* What the exercise asks
Output all lines exactly, with nothing added or dropped.

(Items listed in a dataset)
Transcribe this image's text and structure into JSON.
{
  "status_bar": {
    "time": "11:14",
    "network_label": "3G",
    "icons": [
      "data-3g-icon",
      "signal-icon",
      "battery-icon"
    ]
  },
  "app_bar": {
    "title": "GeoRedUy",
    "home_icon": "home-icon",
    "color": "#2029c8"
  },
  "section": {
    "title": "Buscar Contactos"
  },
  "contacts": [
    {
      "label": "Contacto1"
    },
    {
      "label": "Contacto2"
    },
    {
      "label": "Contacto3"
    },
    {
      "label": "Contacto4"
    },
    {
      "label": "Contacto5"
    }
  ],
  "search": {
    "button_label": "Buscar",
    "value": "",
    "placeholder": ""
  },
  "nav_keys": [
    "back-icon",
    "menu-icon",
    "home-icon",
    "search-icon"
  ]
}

* Expected answer
Transcribe this image's text and structure into JSON.
{
  "status_bar": {
    "time": "11:14",
    "network_label": "3G",
    "icons": [
      "data-3g-icon",
      "signal-icon",
      "battery-icon"
    ]
  },
  "app_bar": {
    "title": "GeoRedUy",
    "home_icon": "home-icon",
    "color": "#2029c8"
  },
  "section": {
    "title": "Buscar Contactos"
  },
  "contacts": [
    {
      "label": "Contacto1"
    },
    {
      "label": "Contacto2"
    },
    {
      "label": "Contacto3"
    },
    {
      "label": "Contacto4"
    },
    {
      "label": "Contacto5"
    }
  ],
  "search": {
    "button_label": "Buscar",
    "value": "",
    "placeholder": ""
  },
  "nav_keys": [
    "back-icon",
    "menu-icon",
    "home-icon",
    "search-icon"
  ]
}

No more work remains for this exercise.